Omit the images, then output each of the records below exactly.

Begin RECORDED INFORMATION

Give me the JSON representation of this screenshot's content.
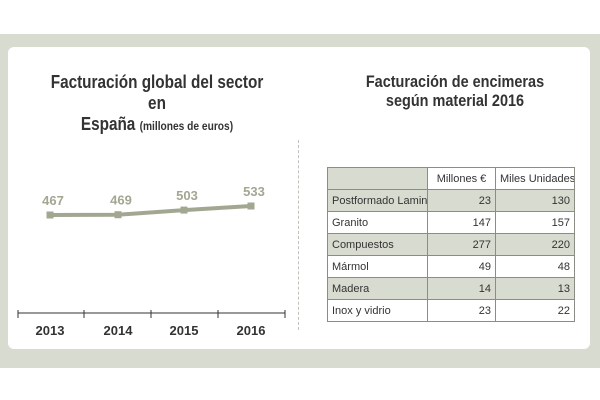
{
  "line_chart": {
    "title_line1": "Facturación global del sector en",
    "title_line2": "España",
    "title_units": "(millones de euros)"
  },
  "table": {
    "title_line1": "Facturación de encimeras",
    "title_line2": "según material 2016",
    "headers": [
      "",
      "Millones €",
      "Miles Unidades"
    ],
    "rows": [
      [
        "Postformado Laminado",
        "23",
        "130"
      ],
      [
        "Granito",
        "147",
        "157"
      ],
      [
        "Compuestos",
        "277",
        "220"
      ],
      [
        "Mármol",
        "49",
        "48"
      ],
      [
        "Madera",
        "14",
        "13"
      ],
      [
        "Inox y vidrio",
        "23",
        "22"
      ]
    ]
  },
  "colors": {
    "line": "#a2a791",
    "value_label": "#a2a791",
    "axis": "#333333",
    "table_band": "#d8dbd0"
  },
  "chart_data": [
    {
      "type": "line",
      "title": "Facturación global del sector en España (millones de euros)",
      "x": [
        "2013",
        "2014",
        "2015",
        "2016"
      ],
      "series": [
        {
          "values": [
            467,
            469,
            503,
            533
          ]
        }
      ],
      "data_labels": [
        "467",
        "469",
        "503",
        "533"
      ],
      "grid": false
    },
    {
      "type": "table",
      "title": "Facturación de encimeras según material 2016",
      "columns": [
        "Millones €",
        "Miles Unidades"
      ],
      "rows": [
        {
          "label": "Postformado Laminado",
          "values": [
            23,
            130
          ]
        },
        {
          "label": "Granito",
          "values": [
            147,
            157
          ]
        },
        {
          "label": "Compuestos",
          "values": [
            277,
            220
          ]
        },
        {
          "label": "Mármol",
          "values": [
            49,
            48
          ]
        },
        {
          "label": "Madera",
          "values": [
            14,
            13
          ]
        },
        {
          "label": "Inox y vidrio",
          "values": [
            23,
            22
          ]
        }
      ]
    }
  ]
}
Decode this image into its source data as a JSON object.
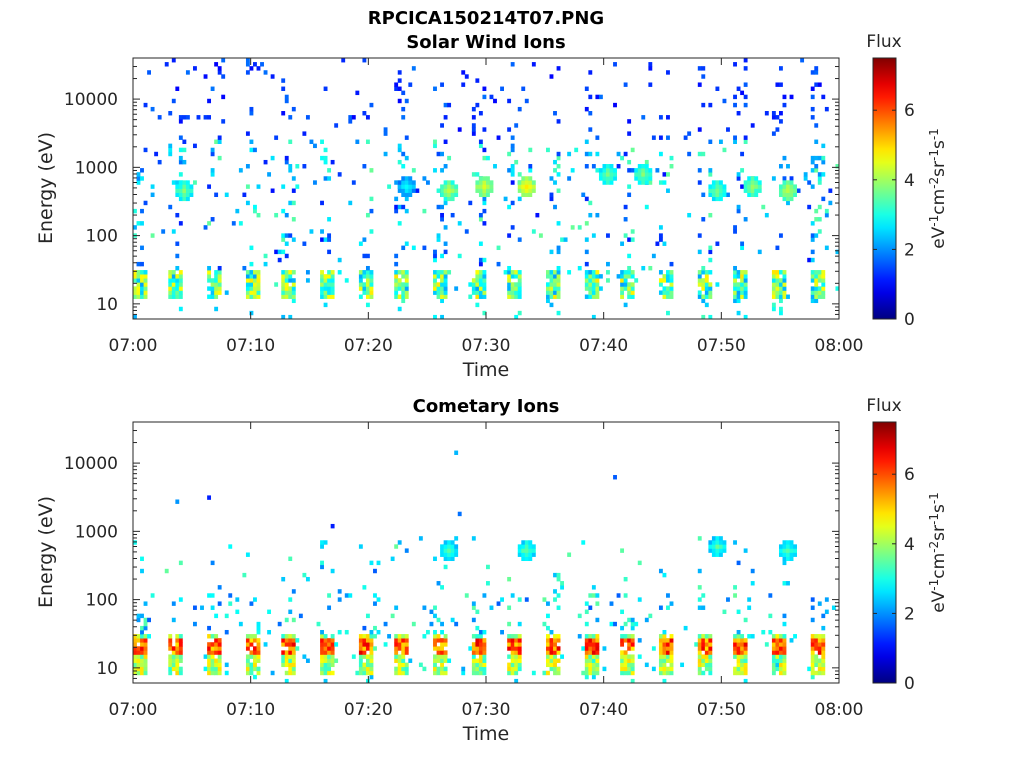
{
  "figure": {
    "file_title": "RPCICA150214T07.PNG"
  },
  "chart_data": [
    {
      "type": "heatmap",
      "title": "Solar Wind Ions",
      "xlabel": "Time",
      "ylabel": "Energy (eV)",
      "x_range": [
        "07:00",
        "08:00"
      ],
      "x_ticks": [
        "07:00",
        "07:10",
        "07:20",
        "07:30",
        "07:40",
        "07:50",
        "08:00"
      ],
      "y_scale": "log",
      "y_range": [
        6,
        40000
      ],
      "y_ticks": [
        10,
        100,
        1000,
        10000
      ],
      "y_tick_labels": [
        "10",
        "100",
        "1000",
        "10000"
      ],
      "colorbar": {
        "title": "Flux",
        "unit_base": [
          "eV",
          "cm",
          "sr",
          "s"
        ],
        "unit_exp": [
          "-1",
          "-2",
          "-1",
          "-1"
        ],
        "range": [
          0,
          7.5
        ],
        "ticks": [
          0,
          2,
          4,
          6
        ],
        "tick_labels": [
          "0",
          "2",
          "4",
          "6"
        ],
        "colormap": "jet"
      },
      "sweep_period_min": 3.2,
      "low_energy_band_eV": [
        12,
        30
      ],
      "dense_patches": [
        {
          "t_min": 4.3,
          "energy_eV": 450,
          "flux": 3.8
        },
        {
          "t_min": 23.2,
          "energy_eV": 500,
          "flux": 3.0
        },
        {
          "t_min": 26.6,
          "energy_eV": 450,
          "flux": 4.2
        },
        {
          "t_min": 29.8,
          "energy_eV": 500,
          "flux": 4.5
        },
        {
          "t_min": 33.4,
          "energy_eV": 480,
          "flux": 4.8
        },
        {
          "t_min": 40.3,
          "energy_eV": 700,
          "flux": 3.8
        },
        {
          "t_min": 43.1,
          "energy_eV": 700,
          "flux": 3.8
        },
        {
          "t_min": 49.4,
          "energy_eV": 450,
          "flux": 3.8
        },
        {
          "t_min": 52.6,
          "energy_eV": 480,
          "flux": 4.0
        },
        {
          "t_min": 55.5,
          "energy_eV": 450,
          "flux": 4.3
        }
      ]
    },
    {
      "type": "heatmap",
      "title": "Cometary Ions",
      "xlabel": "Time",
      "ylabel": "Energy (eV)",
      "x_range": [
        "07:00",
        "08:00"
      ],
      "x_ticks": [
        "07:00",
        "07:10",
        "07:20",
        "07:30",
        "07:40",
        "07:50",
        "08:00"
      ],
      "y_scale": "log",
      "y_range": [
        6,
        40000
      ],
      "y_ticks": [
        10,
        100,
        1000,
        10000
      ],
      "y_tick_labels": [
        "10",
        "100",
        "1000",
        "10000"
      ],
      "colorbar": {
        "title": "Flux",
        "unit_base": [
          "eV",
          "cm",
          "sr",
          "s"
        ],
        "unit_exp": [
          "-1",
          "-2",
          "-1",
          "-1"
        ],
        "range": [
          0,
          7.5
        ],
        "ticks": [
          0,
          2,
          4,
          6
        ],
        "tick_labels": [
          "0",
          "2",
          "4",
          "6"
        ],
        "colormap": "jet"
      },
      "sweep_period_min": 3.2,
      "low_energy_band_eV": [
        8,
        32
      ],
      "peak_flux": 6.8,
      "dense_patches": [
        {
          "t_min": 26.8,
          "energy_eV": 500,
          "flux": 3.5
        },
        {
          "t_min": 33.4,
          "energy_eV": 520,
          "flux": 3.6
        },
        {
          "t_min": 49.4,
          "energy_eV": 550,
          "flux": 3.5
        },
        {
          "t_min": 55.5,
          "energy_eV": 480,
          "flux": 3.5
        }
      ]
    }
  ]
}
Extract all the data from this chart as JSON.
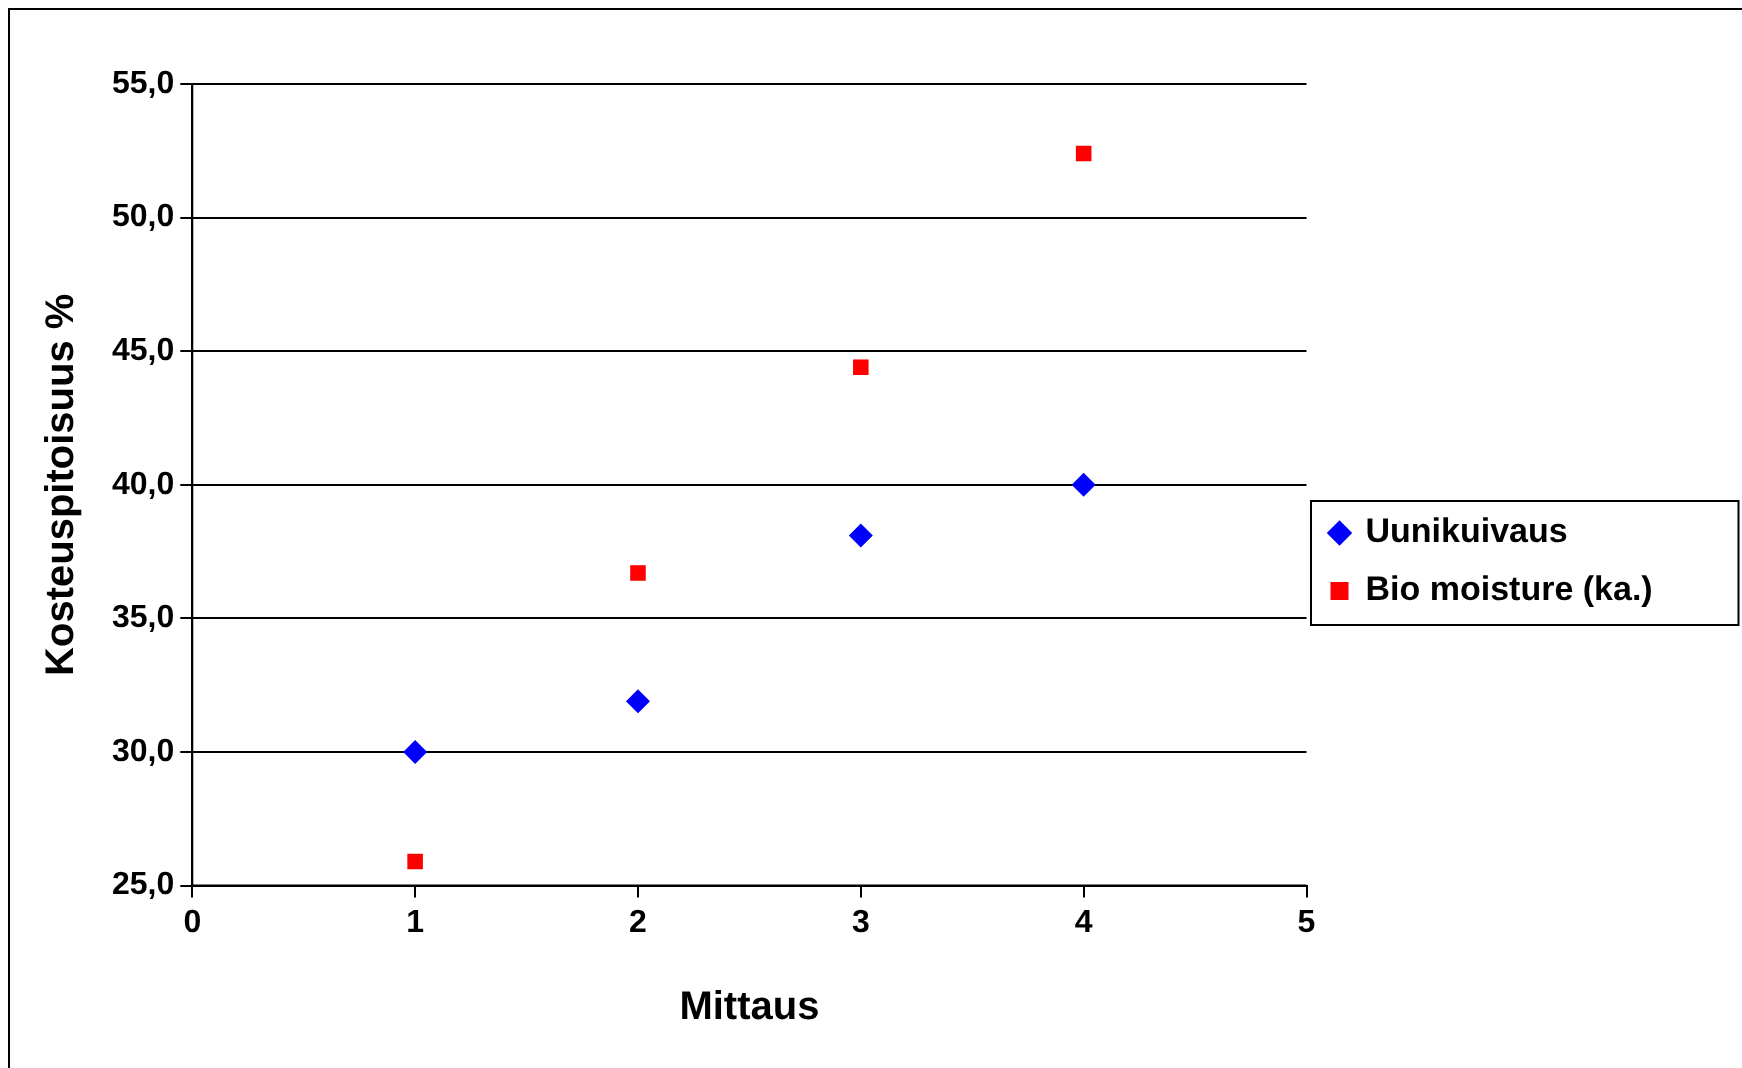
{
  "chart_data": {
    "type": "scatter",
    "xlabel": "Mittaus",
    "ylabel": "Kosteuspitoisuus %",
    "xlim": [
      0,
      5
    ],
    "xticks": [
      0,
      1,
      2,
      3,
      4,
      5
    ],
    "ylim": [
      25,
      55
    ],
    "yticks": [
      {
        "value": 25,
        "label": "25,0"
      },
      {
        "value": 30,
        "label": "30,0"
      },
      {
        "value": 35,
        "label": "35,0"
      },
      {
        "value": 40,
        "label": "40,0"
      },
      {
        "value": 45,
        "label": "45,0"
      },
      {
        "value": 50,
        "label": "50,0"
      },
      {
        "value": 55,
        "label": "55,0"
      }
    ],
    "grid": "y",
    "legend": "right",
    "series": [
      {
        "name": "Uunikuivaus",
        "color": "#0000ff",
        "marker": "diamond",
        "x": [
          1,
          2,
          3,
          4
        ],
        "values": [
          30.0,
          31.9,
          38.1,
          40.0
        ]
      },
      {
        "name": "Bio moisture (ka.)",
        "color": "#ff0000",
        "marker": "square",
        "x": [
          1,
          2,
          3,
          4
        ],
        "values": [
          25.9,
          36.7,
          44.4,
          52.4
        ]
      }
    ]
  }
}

End RECORDED INFORMATION

RESULT OF THIS EXERCISE -
Give me the JSON representation of this screenshot's content.
{
  "line_chart": {
    "title_line1": "Facturación global del sector en",
    "title_line2": "España",
    "title_units": "(millones de euros)"
  },
  "table": {
    "title_line1": "Facturación de encimeras",
    "title_line2": "según material 2016",
    "headers": [
      "",
      "Millones €",
      "Miles Unidades"
    ],
    "rows": [
      [
        "Postformado Laminado",
        "23",
        "130"
      ],
      [
        "Granito",
        "147",
        "157"
      ],
      [
        "Compuestos",
        "277",
        "220"
      ],
      [
        "Mármol",
        "49",
        "48"
      ],
      [
        "Madera",
        "14",
        "13"
      ],
      [
        "Inox y vidrio",
        "23",
        "22"
      ]
    ]
  },
  "colors": {
    "line": "#a2a791",
    "value_label": "#a2a791",
    "axis": "#333333",
    "table_band": "#d8dbd0"
  },
  "chart_data": [
    {
      "type": "line",
      "title": "Facturación global del sector en España (millones de euros)",
      "x": [
        "2013",
        "2014",
        "2015",
        "2016"
      ],
      "series": [
        {
          "values": [
            467,
            469,
            503,
            533
          ]
        }
      ],
      "data_labels": [
        "467",
        "469",
        "503",
        "533"
      ],
      "grid": false
    },
    {
      "type": "table",
      "title": "Facturación de encimeras según material 2016",
      "columns": [
        "Millones €",
        "Miles Unidades"
      ],
      "rows": [
        {
          "label": "Postformado Laminado",
          "values": [
            23,
            130
          ]
        },
        {
          "label": "Granito",
          "values": [
            147,
            157
          ]
        },
        {
          "label": "Compuestos",
          "values": [
            277,
            220
          ]
        },
        {
          "label": "Mármol",
          "values": [
            49,
            48
          ]
        },
        {
          "label": "Madera",
          "values": [
            14,
            13
          ]
        },
        {
          "label": "Inox y vidrio",
          "values": [
            23,
            22
          ]
        }
      ]
    }
  ]
}
Decode this image into its source data as a JSON object.
{
  "figure": {
    "file_title": "RPCICA150214T07.PNG"
  },
  "chart_data": [
    {
      "type": "heatmap",
      "title": "Solar Wind Ions",
      "xlabel": "Time",
      "ylabel": "Energy (eV)",
      "x_range": [
        "07:00",
        "08:00"
      ],
      "x_ticks": [
        "07:00",
        "07:10",
        "07:20",
        "07:30",
        "07:40",
        "07:50",
        "08:00"
      ],
      "y_scale": "log",
      "y_range": [
        6,
        40000
      ],
      "y_ticks": [
        10,
        100,
        1000,
        10000
      ],
      "y_tick_labels": [
        "10",
        "100",
        "1000",
        "10000"
      ],
      "colorbar": {
        "title": "Flux",
        "unit_base": [
          "eV",
          "cm",
          "sr",
          "s"
        ],
        "unit_exp": [
          "-1",
          "-2",
          "-1",
          "-1"
        ],
        "range": [
          0,
          7.5
        ],
        "ticks": [
          0,
          2,
          4,
          6
        ],
        "tick_labels": [
          "0",
          "2",
          "4",
          "6"
        ],
        "colormap": "jet"
      },
      "sweep_period_min": 3.2,
      "low_energy_band_eV": [
        12,
        30
      ],
      "dense_patches": [
        {
          "t_min": 4.3,
          "energy_eV": 450,
          "flux": 3.8
        },
        {
          "t_min": 23.2,
          "energy_eV": 500,
          "flux": 3.0
        },
        {
          "t_min": 26.6,
          "energy_eV": 450,
          "flux": 4.2
        },
        {
          "t_min": 29.8,
          "energy_eV": 500,
          "flux": 4.5
        },
        {
          "t_min": 33.4,
          "energy_eV": 480,
          "flux": 4.8
        },
        {
          "t_min": 40.3,
          "energy_eV": 700,
          "flux": 3.8
        },
        {
          "t_min": 43.1,
          "energy_eV": 700,
          "flux": 3.8
        },
        {
          "t_min": 49.4,
          "energy_eV": 450,
          "flux": 3.8
        },
        {
          "t_min": 52.6,
          "energy_eV": 480,
          "flux": 4.0
        },
        {
          "t_min": 55.5,
          "energy_eV": 450,
          "flux": 4.3
        }
      ]
    },
    {
      "type": "heatmap",
      "title": "Cometary Ions",
      "xlabel": "Time",
      "ylabel": "Energy (eV)",
      "x_range": [
        "07:00",
        "08:00"
      ],
      "x_ticks": [
        "07:00",
        "07:10",
        "07:20",
        "07:30",
        "07:40",
        "07:50",
        "08:00"
      ],
      "y_scale": "log",
      "y_range": [
        6,
        40000
      ],
      "y_ticks": [
        10,
        100,
        1000,
        10000
      ],
      "y_tick_labels": [
        "10",
        "100",
        "1000",
        "10000"
      ],
      "colorbar": {
        "title": "Flux",
        "unit_base": [
          "eV",
          "cm",
          "sr",
          "s"
        ],
        "unit_exp": [
          "-1",
          "-2",
          "-1",
          "-1"
        ],
        "range": [
          0,
          7.5
        ],
        "ticks": [
          0,
          2,
          4,
          6
        ],
        "tick_labels": [
          "0",
          "2",
          "4",
          "6"
        ],
        "colormap": "jet"
      },
      "sweep_period_min": 3.2,
      "low_energy_band_eV": [
        8,
        32
      ],
      "peak_flux": 6.8,
      "dense_patches": [
        {
          "t_min": 26.8,
          "energy_eV": 500,
          "flux": 3.5
        },
        {
          "t_min": 33.4,
          "energy_eV": 520,
          "flux": 3.6
        },
        {
          "t_min": 49.4,
          "energy_eV": 550,
          "flux": 3.5
        },
        {
          "t_min": 55.5,
          "energy_eV": 480,
          "flux": 3.5
        }
      ]
    }
  ]
}
Extract all the data from this chart as JSON.
{
  "chart_data": {
    "type": "scatter",
    "xlabel": "Mittaus",
    "ylabel": "Kosteuspitoisuus %",
    "xlim": [
      0,
      5
    ],
    "xticks": [
      0,
      1,
      2,
      3,
      4,
      5
    ],
    "ylim": [
      25,
      55
    ],
    "yticks": [
      {
        "value": 25,
        "label": "25,0"
      },
      {
        "value": 30,
        "label": "30,0"
      },
      {
        "value": 35,
        "label": "35,0"
      },
      {
        "value": 40,
        "label": "40,0"
      },
      {
        "value": 45,
        "label": "45,0"
      },
      {
        "value": 50,
        "label": "50,0"
      },
      {
        "value": 55,
        "label": "55,0"
      }
    ],
    "grid": "y",
    "legend": "right",
    "series": [
      {
        "name": "Uunikuivaus",
        "color": "#0000ff",
        "marker": "diamond",
        "x": [
          1,
          2,
          3,
          4
        ],
        "values": [
          30.0,
          31.9,
          38.1,
          40.0
        ]
      },
      {
        "name": "Bio moisture (ka.)",
        "color": "#ff0000",
        "marker": "square",
        "x": [
          1,
          2,
          3,
          4
        ],
        "values": [
          25.9,
          36.7,
          44.4,
          52.4
        ]
      }
    ]
  }
}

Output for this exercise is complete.